CONSIGNES:
- a) Résumez en deux phrases le passage sur les violences faites aux femmes.
- b) Poursuivez le passage sur les violences faites aux femmes après sa dernière phrase.

TEXTE À LIRE:
────────────────────

L’éducation doit contribuer, dès le plus jeune âge, à détruire stéréotypes et préjugés, mais nous sommes aujourd’hui encore loin du compte. Aussi, s’il est besoin de légiférer, c’est selon nous essentiellement en ce sens.
Toujours plus de répression ne réglera rien au fléau des violences faites aux femmes ou aux enfants si le problème n’est pas pris dans son ensemble. Or cela ne pourra prendre forme qu’avec la discussion d’un projet de loi-cadre sur le sujet, dessein que nous soutenons depuis un certain nombre d’années avec les associations féministes, notamment le Conseil national pour le droit des femmes.
Enfin, alors qu’une importante réforme de la justice sera discutée – en tout cas nous l’espérons – dès cet automne, j’alerte l’ensemble de nos concitoyens sur cette conception du droit pénal, qu’il s’agirait de modifier sans cesse au gré des faits divers pour aggraver les sanctions, sans tenir compte ni du sens ni de l’échelle des peines. C’est pourquoi les sénatrices et sénateurs du groupe communiste républicain citoyen et écologiste s’abstiendront sur ce texte.

────────────────────

(Relevés d'éléments et de coordonnées)
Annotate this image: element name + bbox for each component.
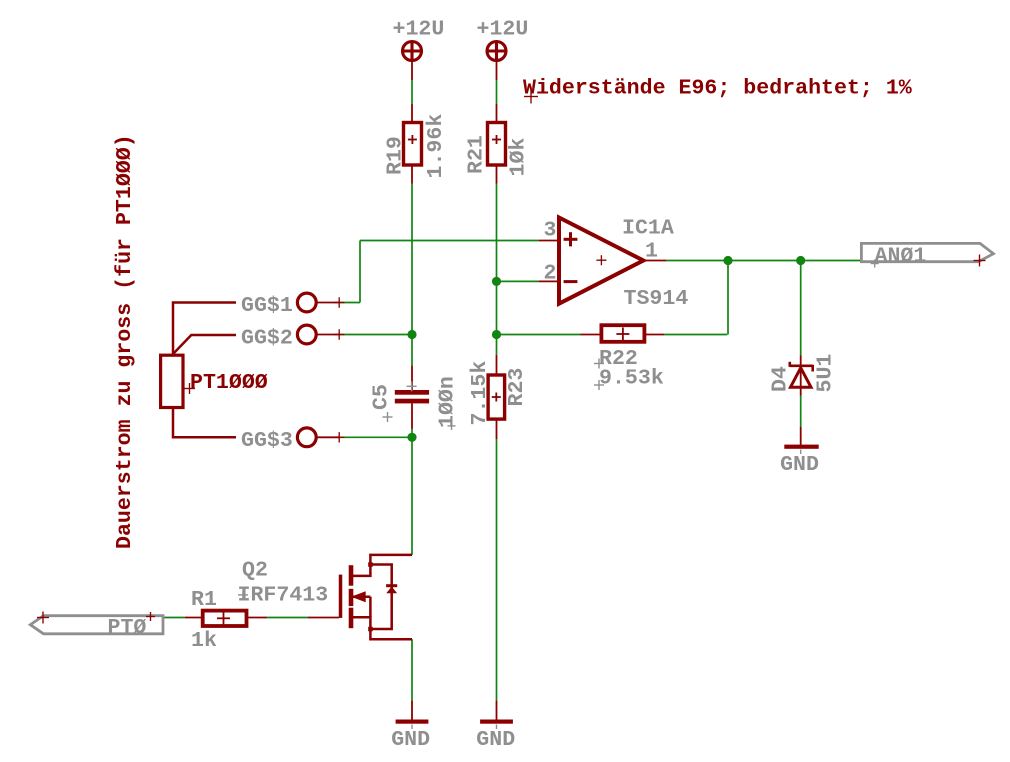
svg-text:+12U: +12U [477,17,529,41]
svg-text:GND: GND [780,453,819,477]
svg-text:GG$1: GG$1 [241,294,293,318]
svg-text:IRF7413: IRF7413 [238,584,329,608]
svg-text:GG$3: GG$3 [241,429,293,453]
svg-text:PT1ØØØ: PT1ØØØ [190,371,268,395]
svg-text:3: 3 [544,219,557,243]
svg-text:2: 2 [544,262,557,286]
svg-text:TS914: TS914 [624,287,689,311]
svg-text:1k: 1k [191,629,217,653]
svg-text:Q2: Q2 [242,559,268,583]
svg-text:R21: R21 [465,135,489,174]
svg-text:D4: D4 [769,366,793,392]
svg-text:9.53k: 9.53k [599,367,664,391]
svg-text:GG$2: GG$2 [241,326,293,350]
svg-text:C5: C5 [370,384,394,410]
svg-text:7.15k: 7.15k [468,361,492,426]
svg-text:1.96k: 1.96k [424,114,448,179]
svg-text:1Øk: 1Øk [507,138,531,177]
svg-text:1ØØn: 1ØØn [436,376,460,428]
svg-text:5U1: 5U1 [814,354,838,393]
svg-text:1: 1 [645,240,658,264]
svg-text:+12U: +12U [393,17,445,41]
svg-text:Widerstände E96; bedrahtet; 1%: Widerstände E96; bedrahtet; 1% [523,77,912,101]
svg-text:PTØ: PTØ [108,616,147,640]
svg-text:R19: R19 [384,136,408,175]
svg-text:R1: R1 [191,588,217,612]
svg-text:ANØ1: ANØ1 [875,245,927,269]
svg-text:Dauerstrom zu gross (für PT1ØØ: Dauerstrom zu gross (für PT1ØØØ) [113,134,137,549]
svg-text:IC1A: IC1A [622,217,674,241]
svg-text:R23: R23 [505,368,529,407]
svg-text:GND: GND [391,728,430,752]
svg-text:GND: GND [476,728,515,752]
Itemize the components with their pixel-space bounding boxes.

────────────────────

CORRIGÉ:
- a) Le passage affirme que l'éducation doit détruire stéréotypes et préjugés dès le plus jeune âge et que davantage de répression ne réglera rien aux violences faites aux femmes ou aux enfants sans un projet de loi-cadre, soutenu depuis des années avec les associations féministes. Il met en garde contre une modification incessante du droit pénal au gré des faits divers pour aggraver les sanctions et annonce l'abstention des sénatrices et sénateurs du groupe communiste républicain citoyen et écologiste.

- b)
Mme la présidente. La parole est à Mme Dominique Vérien. (Applaudissements sur les travées du groupe Union Centriste.)
Mme Dominique Vérien. Madame la présidente, madame la secrétaire d’État, madame la rapporteur, mes chers collègues, depuis maintenant un an, à l’échelon tant international que national, le tabou des violences sexuelles faites aux femmes est tombé, permettant une prise de conscience de l’ensemble de notre société.
Cette prise de conscience est d’ailleurs remontée jusqu’au sommet de l’État, puisque le Président de la République a fait de ce combat une grande cause nationale du quinquennat.
Je me réjouis que la CMP sur le projet de loi renforçant la lutte contre les violences sexuelles et sexistes ait été conclusive. J’aimerais plus particulièrement souligner l’engagement de Mme la rapporteur, Marie Mercier, et du président Philippe Bas, qui avait déjà impulsé ce débat grâce à une proposition de loi adoptée par notre assemblée, à une large majorité, au début de l’année.
Je souhaite également souligner le travail important engagé par la délégation aux droits des femmes, sous l’égide de sa présidente, Annick Billon, et, enfin, saluer votre implication, madame la secrétaire d’État, sur un sujet, qui, je le sais, vous tient à cœur.
Quels sont, après cette commission mixte paritaire, les points importants à retenir ?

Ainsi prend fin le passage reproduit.